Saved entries
════════════════
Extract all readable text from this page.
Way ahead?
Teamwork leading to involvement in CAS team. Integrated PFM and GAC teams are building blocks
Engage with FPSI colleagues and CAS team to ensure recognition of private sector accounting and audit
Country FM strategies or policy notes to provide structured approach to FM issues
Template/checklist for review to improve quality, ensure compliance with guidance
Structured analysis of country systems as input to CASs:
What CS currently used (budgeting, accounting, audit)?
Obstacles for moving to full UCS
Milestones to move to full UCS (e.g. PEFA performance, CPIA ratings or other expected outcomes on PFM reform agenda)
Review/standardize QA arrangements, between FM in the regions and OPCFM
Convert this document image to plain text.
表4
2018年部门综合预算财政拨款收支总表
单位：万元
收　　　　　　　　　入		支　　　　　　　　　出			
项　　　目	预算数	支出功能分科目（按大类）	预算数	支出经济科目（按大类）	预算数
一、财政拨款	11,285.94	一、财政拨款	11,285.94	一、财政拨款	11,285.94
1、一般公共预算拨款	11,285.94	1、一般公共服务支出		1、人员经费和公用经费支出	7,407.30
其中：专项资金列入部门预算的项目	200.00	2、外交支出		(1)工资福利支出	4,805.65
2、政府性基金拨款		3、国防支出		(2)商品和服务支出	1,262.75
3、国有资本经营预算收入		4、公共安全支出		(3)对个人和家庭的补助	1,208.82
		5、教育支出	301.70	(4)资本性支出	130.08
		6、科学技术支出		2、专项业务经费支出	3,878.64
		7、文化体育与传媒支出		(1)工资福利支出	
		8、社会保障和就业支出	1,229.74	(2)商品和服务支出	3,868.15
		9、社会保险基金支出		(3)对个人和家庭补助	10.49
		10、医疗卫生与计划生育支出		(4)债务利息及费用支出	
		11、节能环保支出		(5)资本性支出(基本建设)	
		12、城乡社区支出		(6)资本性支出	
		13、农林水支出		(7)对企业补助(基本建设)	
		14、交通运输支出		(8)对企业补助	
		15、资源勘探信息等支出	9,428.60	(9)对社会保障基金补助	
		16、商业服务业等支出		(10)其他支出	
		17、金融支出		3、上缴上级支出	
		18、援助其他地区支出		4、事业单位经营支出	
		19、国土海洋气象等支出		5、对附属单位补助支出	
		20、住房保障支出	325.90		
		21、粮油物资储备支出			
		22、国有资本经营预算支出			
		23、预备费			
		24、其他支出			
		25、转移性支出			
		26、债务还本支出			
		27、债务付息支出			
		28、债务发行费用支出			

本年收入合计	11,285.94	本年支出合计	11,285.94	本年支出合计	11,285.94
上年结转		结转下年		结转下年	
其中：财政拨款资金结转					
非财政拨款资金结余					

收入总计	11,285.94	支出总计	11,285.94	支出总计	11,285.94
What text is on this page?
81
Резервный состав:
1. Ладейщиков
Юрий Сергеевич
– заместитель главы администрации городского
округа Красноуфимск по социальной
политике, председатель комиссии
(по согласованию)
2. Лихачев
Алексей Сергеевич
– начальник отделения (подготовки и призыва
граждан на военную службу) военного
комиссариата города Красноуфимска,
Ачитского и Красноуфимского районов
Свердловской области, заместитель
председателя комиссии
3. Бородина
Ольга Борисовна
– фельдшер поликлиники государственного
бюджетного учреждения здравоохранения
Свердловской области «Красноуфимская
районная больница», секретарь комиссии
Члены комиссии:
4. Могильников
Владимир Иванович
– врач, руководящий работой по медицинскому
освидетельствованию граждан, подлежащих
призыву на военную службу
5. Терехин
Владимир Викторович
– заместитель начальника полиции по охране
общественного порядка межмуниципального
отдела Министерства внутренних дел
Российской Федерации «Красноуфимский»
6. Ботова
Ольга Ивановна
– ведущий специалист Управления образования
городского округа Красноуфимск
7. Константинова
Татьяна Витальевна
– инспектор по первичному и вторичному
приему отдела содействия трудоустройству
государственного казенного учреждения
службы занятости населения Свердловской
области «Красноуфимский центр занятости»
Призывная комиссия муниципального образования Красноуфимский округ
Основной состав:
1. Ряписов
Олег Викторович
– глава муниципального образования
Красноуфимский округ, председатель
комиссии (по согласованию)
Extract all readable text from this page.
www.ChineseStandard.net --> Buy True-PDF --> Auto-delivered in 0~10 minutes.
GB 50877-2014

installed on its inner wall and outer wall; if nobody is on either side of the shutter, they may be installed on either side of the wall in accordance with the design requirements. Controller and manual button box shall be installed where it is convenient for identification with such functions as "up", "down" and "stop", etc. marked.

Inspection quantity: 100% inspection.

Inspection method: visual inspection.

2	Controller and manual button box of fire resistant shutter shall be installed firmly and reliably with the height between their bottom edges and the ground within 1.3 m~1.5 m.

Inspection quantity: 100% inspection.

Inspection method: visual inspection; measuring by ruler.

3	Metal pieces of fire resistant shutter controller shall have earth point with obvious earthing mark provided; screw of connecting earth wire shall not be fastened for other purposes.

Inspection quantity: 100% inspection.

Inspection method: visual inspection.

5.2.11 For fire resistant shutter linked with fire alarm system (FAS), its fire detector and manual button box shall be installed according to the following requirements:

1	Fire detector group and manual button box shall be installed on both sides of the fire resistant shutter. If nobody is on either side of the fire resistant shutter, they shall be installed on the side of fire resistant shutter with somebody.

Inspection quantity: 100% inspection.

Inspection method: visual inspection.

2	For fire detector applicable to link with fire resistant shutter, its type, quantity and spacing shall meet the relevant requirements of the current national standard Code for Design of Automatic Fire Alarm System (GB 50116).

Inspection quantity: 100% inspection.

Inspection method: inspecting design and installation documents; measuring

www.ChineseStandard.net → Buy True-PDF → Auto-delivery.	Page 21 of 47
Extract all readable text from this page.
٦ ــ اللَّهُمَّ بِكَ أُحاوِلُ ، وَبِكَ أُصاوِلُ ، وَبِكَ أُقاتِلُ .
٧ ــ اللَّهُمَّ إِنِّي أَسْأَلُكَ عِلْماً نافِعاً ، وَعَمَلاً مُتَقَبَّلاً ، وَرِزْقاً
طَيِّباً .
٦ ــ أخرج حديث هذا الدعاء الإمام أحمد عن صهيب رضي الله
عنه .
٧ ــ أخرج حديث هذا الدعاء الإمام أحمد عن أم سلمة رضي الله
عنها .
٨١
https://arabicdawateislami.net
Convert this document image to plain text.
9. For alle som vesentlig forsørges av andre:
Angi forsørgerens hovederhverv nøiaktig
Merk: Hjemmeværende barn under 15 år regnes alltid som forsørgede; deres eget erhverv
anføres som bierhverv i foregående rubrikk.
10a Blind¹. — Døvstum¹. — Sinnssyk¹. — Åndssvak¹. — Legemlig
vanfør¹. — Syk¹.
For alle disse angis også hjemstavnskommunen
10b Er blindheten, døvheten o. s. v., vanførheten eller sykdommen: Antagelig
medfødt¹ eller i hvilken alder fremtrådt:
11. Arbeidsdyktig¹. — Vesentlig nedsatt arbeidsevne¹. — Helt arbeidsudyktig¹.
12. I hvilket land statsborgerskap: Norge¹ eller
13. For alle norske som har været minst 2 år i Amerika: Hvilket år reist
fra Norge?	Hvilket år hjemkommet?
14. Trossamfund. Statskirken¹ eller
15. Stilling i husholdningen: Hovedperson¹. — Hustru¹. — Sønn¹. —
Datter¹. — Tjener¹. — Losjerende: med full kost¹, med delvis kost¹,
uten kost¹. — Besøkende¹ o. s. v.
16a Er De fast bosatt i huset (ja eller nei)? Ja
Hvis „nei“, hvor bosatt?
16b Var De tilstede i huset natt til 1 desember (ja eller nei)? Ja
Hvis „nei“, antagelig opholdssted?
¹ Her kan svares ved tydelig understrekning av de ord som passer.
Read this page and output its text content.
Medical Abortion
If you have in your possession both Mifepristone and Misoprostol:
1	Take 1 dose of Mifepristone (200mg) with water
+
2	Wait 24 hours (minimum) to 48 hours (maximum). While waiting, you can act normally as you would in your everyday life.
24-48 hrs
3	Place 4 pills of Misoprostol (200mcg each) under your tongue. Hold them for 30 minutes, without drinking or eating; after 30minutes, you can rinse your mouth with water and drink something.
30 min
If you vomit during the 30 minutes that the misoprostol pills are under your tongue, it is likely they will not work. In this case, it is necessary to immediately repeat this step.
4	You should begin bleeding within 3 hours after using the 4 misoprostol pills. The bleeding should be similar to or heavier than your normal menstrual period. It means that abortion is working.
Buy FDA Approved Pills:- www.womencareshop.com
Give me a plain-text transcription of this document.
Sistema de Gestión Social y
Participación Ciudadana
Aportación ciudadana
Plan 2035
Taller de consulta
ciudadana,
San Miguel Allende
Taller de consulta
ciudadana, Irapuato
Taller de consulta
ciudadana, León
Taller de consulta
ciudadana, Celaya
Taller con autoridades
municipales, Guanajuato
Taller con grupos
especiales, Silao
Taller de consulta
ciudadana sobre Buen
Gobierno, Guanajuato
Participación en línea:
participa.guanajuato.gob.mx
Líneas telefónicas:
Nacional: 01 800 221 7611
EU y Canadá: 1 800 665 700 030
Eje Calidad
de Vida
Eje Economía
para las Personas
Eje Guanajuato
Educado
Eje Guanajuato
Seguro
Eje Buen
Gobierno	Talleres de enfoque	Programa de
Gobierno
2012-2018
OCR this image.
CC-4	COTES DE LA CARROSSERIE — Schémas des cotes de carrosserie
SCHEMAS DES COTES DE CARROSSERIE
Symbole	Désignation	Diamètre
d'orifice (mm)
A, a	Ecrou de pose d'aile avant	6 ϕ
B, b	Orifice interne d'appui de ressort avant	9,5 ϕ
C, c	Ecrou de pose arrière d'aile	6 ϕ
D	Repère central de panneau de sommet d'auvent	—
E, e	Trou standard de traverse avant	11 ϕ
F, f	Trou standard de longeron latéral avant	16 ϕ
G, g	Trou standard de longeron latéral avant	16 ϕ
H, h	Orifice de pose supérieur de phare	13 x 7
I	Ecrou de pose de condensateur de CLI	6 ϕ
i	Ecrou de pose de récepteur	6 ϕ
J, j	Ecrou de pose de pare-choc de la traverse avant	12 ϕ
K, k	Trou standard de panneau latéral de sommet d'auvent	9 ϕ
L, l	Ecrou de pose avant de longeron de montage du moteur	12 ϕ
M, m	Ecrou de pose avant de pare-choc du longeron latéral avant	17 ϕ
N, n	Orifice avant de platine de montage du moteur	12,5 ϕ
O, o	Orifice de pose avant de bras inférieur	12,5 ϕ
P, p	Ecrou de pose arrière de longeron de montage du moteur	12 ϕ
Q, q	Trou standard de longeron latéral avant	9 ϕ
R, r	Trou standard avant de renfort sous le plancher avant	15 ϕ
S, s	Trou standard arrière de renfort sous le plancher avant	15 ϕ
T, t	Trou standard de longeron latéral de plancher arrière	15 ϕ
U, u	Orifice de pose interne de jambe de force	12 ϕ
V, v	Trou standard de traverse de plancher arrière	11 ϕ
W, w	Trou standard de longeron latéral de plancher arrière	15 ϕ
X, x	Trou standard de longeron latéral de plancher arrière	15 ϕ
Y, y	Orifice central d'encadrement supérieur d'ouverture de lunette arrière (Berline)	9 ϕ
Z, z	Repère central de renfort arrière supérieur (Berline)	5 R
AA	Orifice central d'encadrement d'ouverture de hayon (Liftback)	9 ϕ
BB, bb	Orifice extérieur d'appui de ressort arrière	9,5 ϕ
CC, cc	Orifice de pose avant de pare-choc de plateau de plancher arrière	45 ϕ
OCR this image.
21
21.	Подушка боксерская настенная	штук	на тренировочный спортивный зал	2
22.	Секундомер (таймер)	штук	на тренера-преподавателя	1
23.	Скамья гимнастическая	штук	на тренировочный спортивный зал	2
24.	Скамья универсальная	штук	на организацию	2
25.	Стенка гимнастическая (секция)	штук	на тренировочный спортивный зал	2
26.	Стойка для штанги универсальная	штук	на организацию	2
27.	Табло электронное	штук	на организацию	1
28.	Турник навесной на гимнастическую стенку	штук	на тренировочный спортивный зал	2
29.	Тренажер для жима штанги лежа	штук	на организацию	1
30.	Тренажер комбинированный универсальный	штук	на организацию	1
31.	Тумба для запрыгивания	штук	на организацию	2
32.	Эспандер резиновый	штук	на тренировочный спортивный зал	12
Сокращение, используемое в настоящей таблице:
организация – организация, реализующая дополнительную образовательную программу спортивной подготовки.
════════════════
▶ _Objective_
Point out every line holding the string "штанги" and copy it.

▶ _Expected output_
26.	Стойка для штанги универсальная	штук	на организацию	2
29.	Тренажер для жима штанги лежа	штук	на организацию	1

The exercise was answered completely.